Langsung ke konten utama

"Quo Vadis" Pemilihan Kepala Daerah Serentak 2020





PERGULATAN kehidupan politik negeri ini, patut terus jadi perhatian, khususnya dalam penyelenggaraan pemilihan kepala daerah langsung oleh rakyat. Demokratisasi pemilihan kepala daerah langsung oleh rakyat sudah berjalan sejak tahun 2005, dan kini di tahun 2020 ada 270 daerah yang akan melaksanakan Pilkada Serentak (yaitu: 9 Provinsi, 224 kabupaten, dan 37 kota).
Konsolidasi demokrasi dalam kehidupan politik lokal, tentu saja merupakan bagian integral yang harus selalu dicermati dalam rangka membingkai kehidupan yang sejahtera bagi rakyat banyak. 
Baik pemilihan Gubernur – Wakil Gubernur di 9 provinsi, maupun pemilihan bupati – wakil bupati di 224 di kabupaten, dan 37 pemilihan wali kota – wakil walikota pada tahun 2020 ini, harus secara sadar dimaknai dalam menentukan proses demokrasi pemilihan pemimpin daerah, dan sekaligus merancang bangun nasib pembangunan dan kesejahteraan masyarakatnya.
Karena itulah, pertama, rakyat pemilih, secara subyektif rasional sudah sepatutnya mengkritsi program – program yang ditawarkan kandidat kepala daerah bersangkutan. Rakyat pemilih dalam berpartisipasi itu tidak hanya asal “memilih”, tanpa mengindahkan program – program yang ditawarkan kandidat kepala daerah – wakil kepala daerah, namun, justru harus jauh lebih dari sekedar memilih. Rakyat punya keyakinan dengan program – program calon kepala daerah tersebut dapat dilaksanakan.
Rakyat pemilih, secara sadar menentukan pilihan pimpinannya bukan karena “mobilisasi” atas dasar yang tidak rasional, namun rakyat sebagai pemilik kedaulatan di daerahnya tentu saja harus benar – benar berdasarkan keyakinannya atas program yang ditawarkan kandidat calon kepala daerah tersebut, dapat dilaksanakan dikemudian hari.
Dengan kata lain, rakyat pemilik kedaulatan (di daerahnya) benar – benar menentukan pilihannya berdasarkan pertimbangan yang matang atas program – program yang ditawarkan oleh kandidat kepala daerah – wakil kepala daerah, sehingga dapat diimplementasikan.

● **DATA TERSEDIA**:
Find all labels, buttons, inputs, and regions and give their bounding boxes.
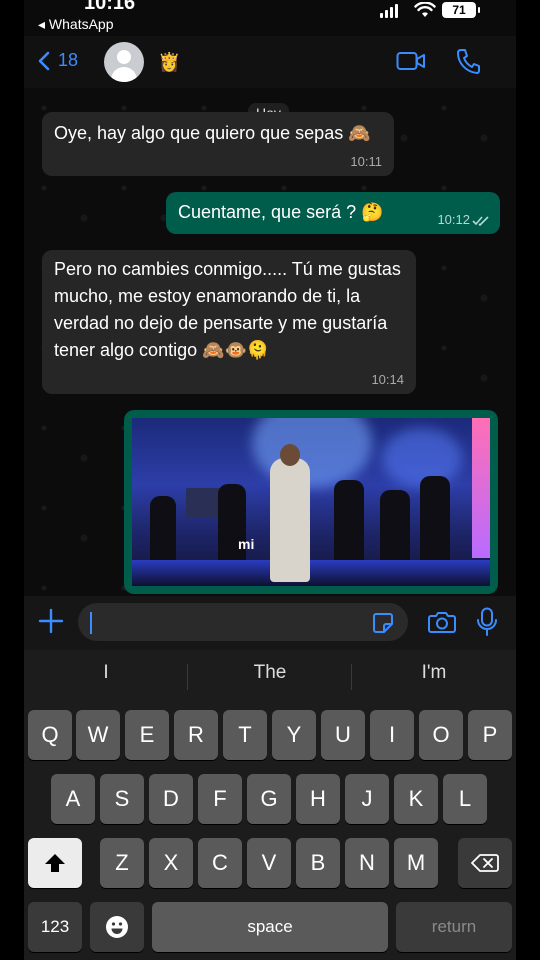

● **TUJUAN TUGAS**:
a - Alihkan kalimat dari tulisan tentang Pilkada Serentak 2020 ini ke dalam bahasa Inggris: "Demokratisasi pemilihan kepala daerah langsung oleh rakyat sudah berjalan sejak tahun 2005, dan kini di tahun 2020 ada 270 daerah yang akan melaksanakan Pilkada Serentak (yaitu: 9 Provinsi, 224 kabupaten, dan 37 kota)."
b - Menurut tulisan tentang Pilkada Serentak 2020, berapa kabupaten yang akan memilih bupati dan wakil bupati pada tahun 2020?
c - Sambung tulisan tentang Pilkada Serentak 2020, dimulai sesudah kalimat terakhirnya.

● **DAFTAR JAWABAN**:
a - The democratization of direct regional head elections by the people has been underway since 2005, and now in 2020 there are 270 regions that will hold Simultaneous Regional Head Elections (namely: 9 provinces, 224 regencies, and 37 cities).

b - 224 kabupaten.

c -
Kedua, kontekstual daerah menjadi basis agenda program potensial calon kepala daerah yang mesti diaktualisasikan dengan kebijakan – kebijakan yang memang harus berpihak kepada kepentingan masyarakat luas. Pembangunan – pembangunan di daerah bukan atas pertimbangan “politik balas budi” kelompok – kelompok tertentu, yang bisa merugikan masyarakat luas.
Kepala daerah terpilih, sebagai pemimpin daerah harus “membawa” daerahnya berdaya bagi pembangunan dan kesejahteraan masyarakatnya. Program – program yang dijanjikan saat kampanye, bukan basa – basi atau “pepesan kosong” politik sekedar untuk memperoleh kekuasaan, atau sekedar gimmic politics. Kekuasaannya yang diperoleh lewat pemilihan kepala daerah secara langsung oleh rakyat harus menjadi fokus menjalankan program – programnya secara terukur dan membumi dalam tatanan hidup dan kehidupan di daerahnya.
Memang, tantangan kepala daerah terpilih dalam merealisasikan program – programnya, secara sadar atau tidak, niscaya berhadapan dengan kelompok – kelompok tertentu secara implisit “menagih janjinya” atas jasa – jasa pemenangannya, dan membangun sinergi serta meyakinkan lembaga parlemen (DPRD) untuk mendapat persetujuan program – programnya dalam ruang legislatif tersebut.
Ketiga, tantangan lainnya, baik itu kepala daerah terpilih yang diusung dan didukung oleh partai politik, atau gabungan partai politik, maupun perseorangan, secara niscaya berhadapan dengan kelompok – kelompok parpol (fraksi) di legislatif. Kepala daerah terpilih memang tidak sederhana pula untuk begitu saja “lenggang kangkung” program – program yang dijanjikannya saat kampanye dengan mudah dapat direalisasikan atau mendapat pengesahan di runag legislatif. Program – program tersebut harus pula diterjemahkan dalam bentuk kegiatan – kegiatan dalam menjalankan pemerintahan dan pembangunan di daerahnya. Meyakinkan legislatif menjadi tantangan tersendiri dalam mewujudnyatakan program – program kepala daerah tersebut.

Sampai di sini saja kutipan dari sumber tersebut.